* Job
Reproduce every entry below precisely; do not include the pictures.

* Input
___

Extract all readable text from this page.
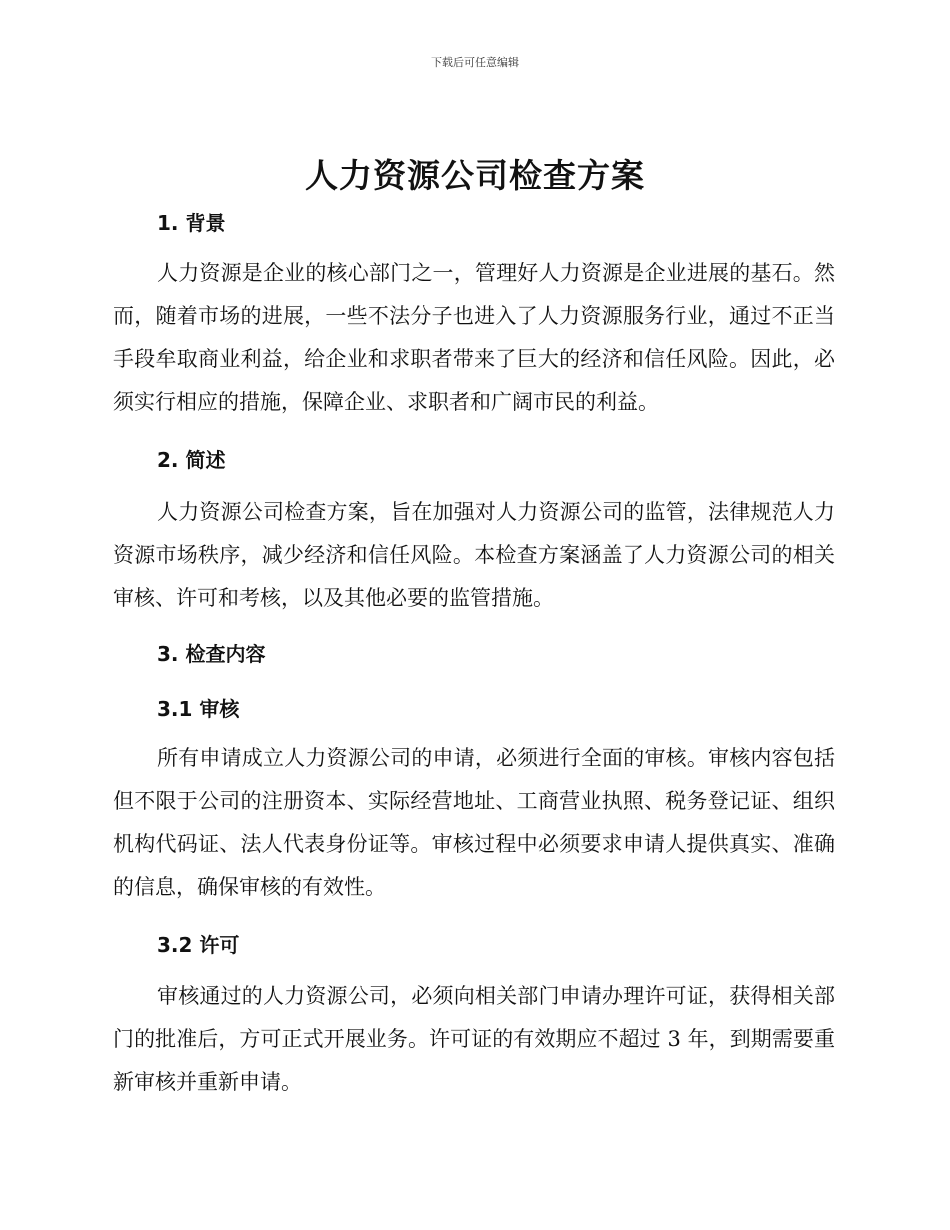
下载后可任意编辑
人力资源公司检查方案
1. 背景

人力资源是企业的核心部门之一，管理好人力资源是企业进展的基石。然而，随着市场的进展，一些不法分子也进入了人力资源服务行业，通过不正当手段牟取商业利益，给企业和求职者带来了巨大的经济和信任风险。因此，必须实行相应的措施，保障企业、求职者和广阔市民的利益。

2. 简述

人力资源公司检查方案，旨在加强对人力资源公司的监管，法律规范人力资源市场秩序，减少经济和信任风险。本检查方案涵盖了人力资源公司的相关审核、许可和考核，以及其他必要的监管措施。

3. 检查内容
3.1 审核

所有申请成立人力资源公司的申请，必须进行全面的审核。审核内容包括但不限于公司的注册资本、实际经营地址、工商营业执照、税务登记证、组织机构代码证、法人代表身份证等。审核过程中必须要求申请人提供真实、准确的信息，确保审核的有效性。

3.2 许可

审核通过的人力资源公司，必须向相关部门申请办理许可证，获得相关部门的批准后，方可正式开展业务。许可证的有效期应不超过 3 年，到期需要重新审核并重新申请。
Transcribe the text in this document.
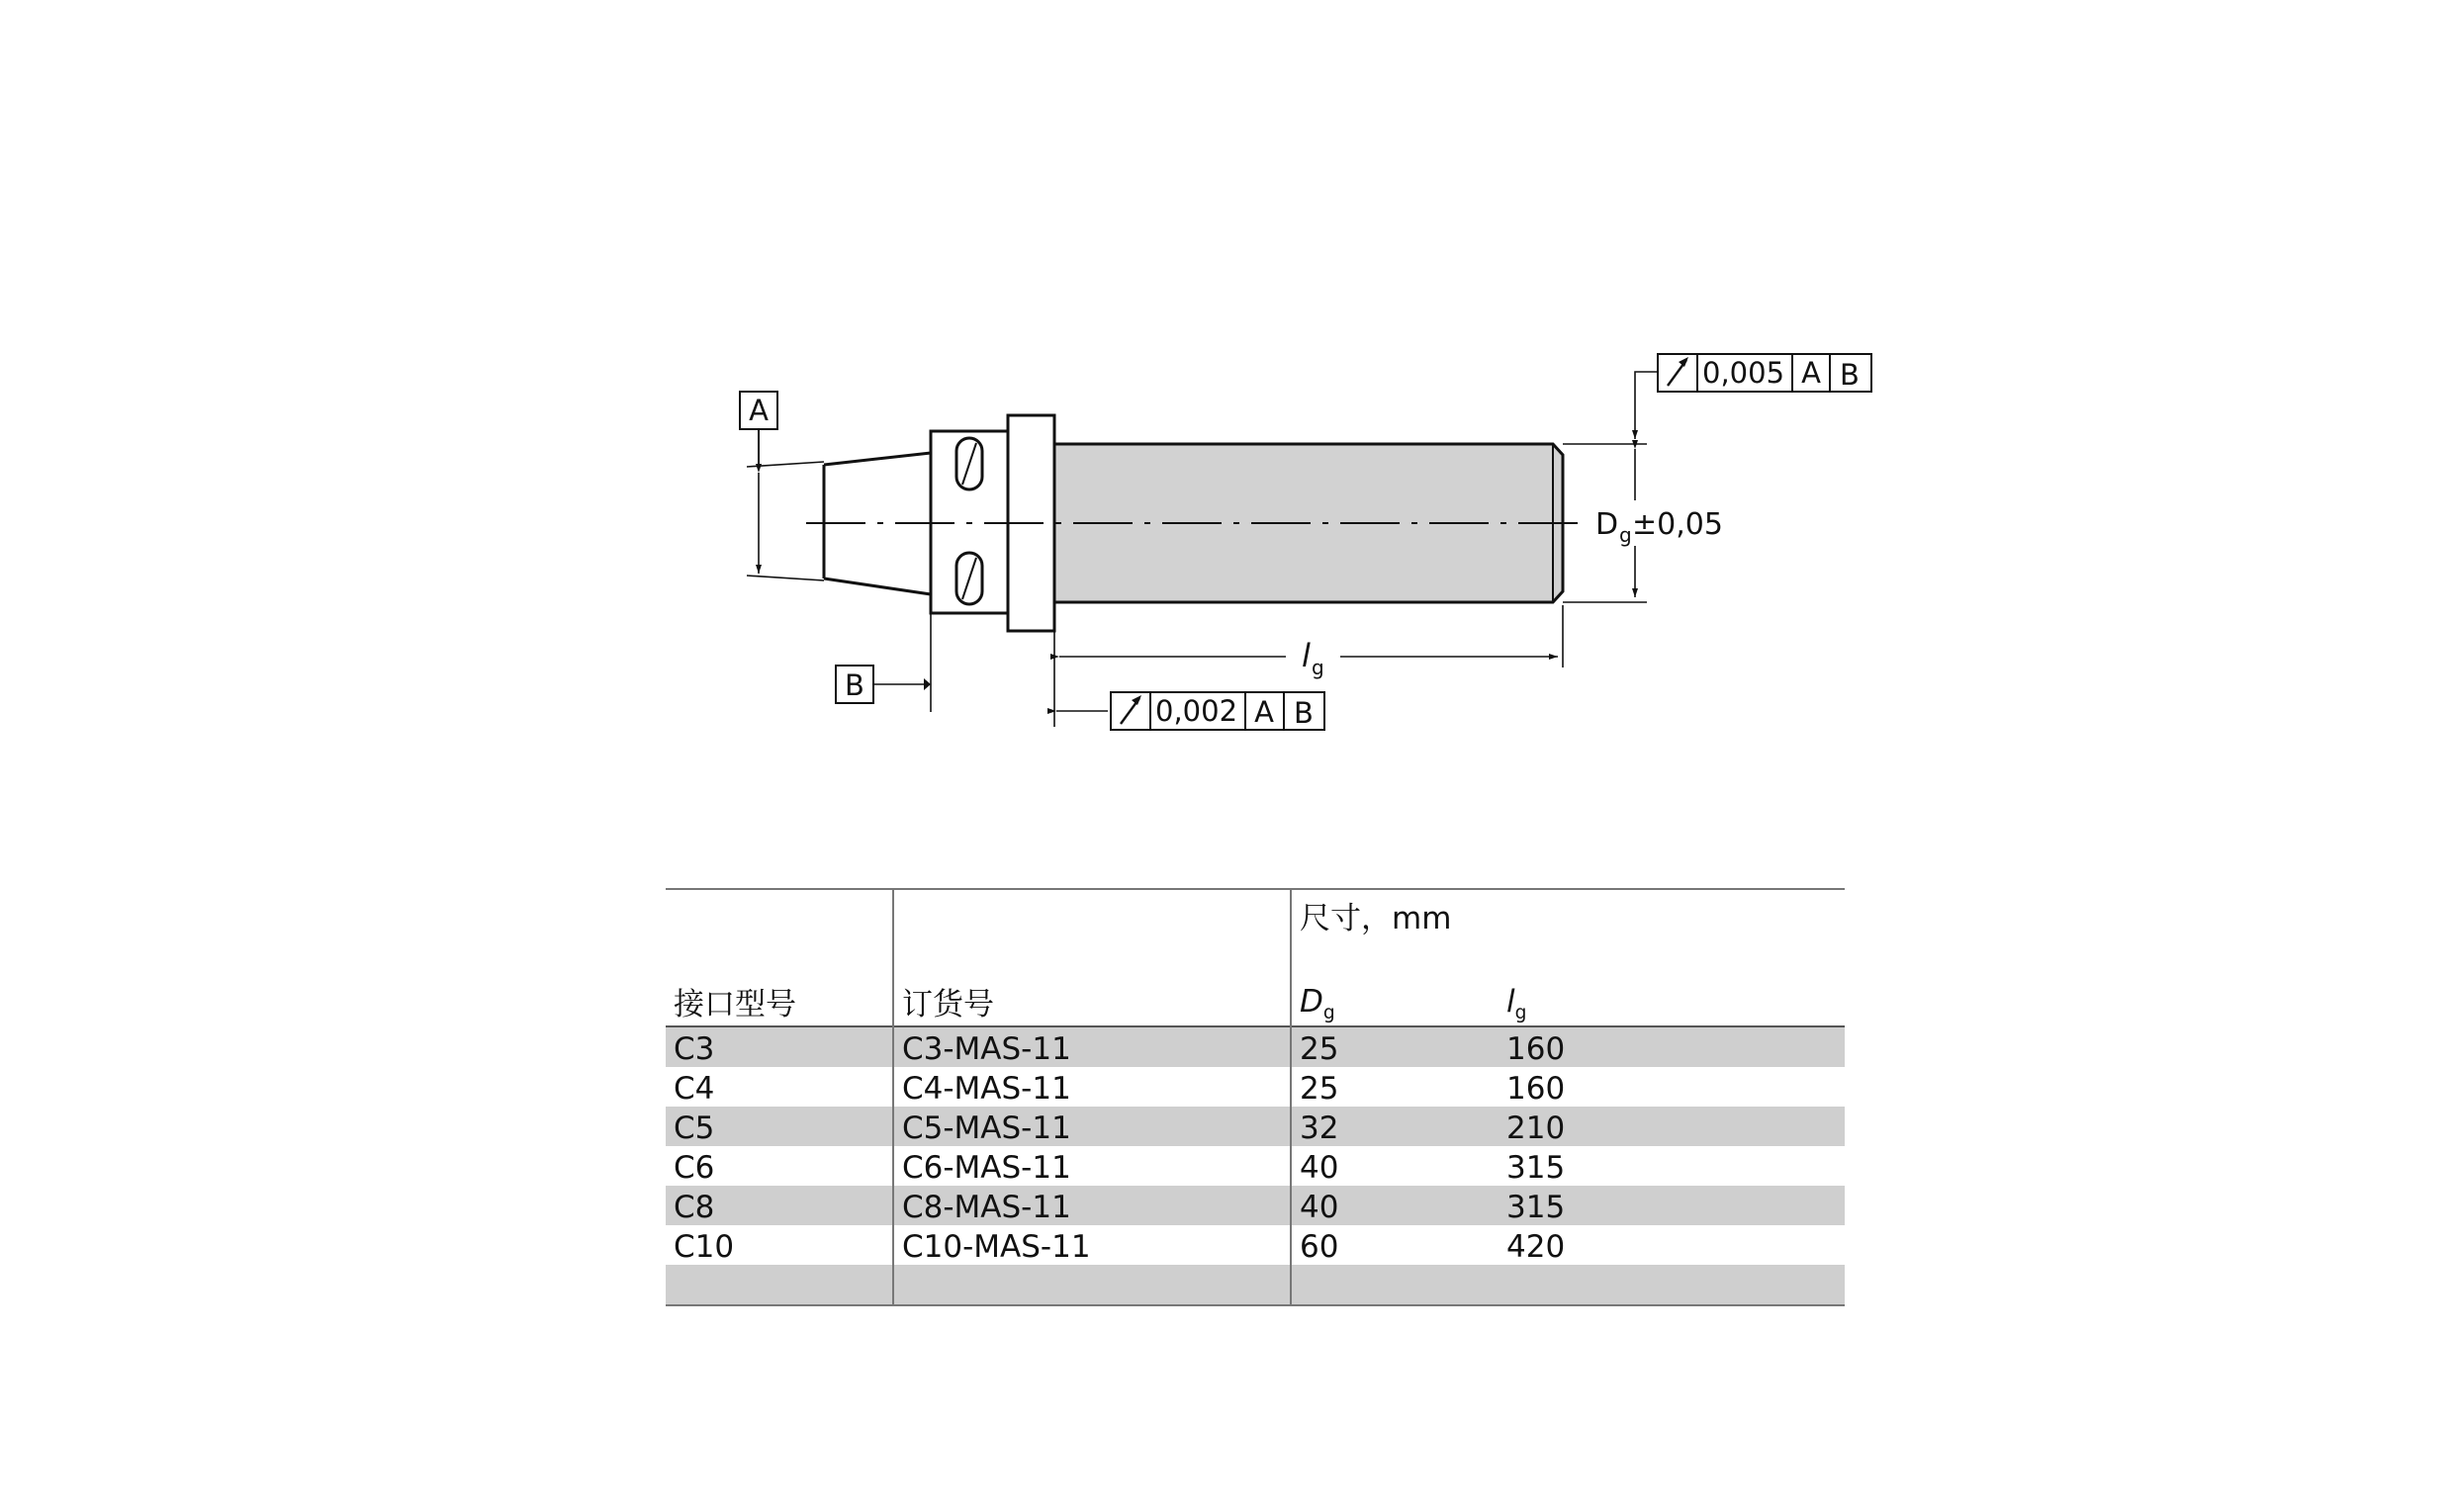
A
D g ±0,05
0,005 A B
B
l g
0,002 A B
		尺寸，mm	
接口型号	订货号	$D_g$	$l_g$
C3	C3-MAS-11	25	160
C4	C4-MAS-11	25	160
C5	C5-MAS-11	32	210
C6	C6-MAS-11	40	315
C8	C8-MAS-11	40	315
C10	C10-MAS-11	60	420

___

* Solved problem
Extract all readable text from this page.
下载后可任意编辑
人力资源公司检查方案
1. 背景

人力资源是企业的核心部门之一，管理好人力资源是企业进展的基石。然而，随着市场的进展，一些不法分子也进入了人力资源服务行业，通过不正当手段牟取商业利益，给企业和求职者带来了巨大的经济和信任风险。因此，必须实行相应的措施，保障企业、求职者和广阔市民的利益。

2. 简述

人力资源公司检查方案，旨在加强对人力资源公司的监管，法律规范人力资源市场秩序，减少经济和信任风险。本检查方案涵盖了人力资源公司的相关审核、许可和考核，以及其他必要的监管措施。

3. 检查内容
3.1 审核

所有申请成立人力资源公司的申请，必须进行全面的审核。审核内容包括但不限于公司的注册资本、实际经营地址、工商营业执照、税务登记证、组织机构代码证、法人代表身份证等。审核过程中必须要求申请人提供真实、准确的信息，确保审核的有效性。

3.2 许可

审核通过的人力资源公司，必须向相关部门申请办理许可证，获得相关部门的批准后，方可正式开展业务。许可证的有效期应不超过 3 年，到期需要重新审核并重新申请。
Transcribe the text in this document.
A
D g ±0,05
0,005 A B
B
l g
0,002 A B
		尺寸，mm	
接口型号	订货号	$D_g$	$l_g$
C3	C3-MAS-11	25	160
C4	C4-MAS-11	25	160
C5	C5-MAS-11	32	210
C6	C6-MAS-11	40	315
C8	C8-MAS-11	40	315
C10	C10-MAS-11	60	420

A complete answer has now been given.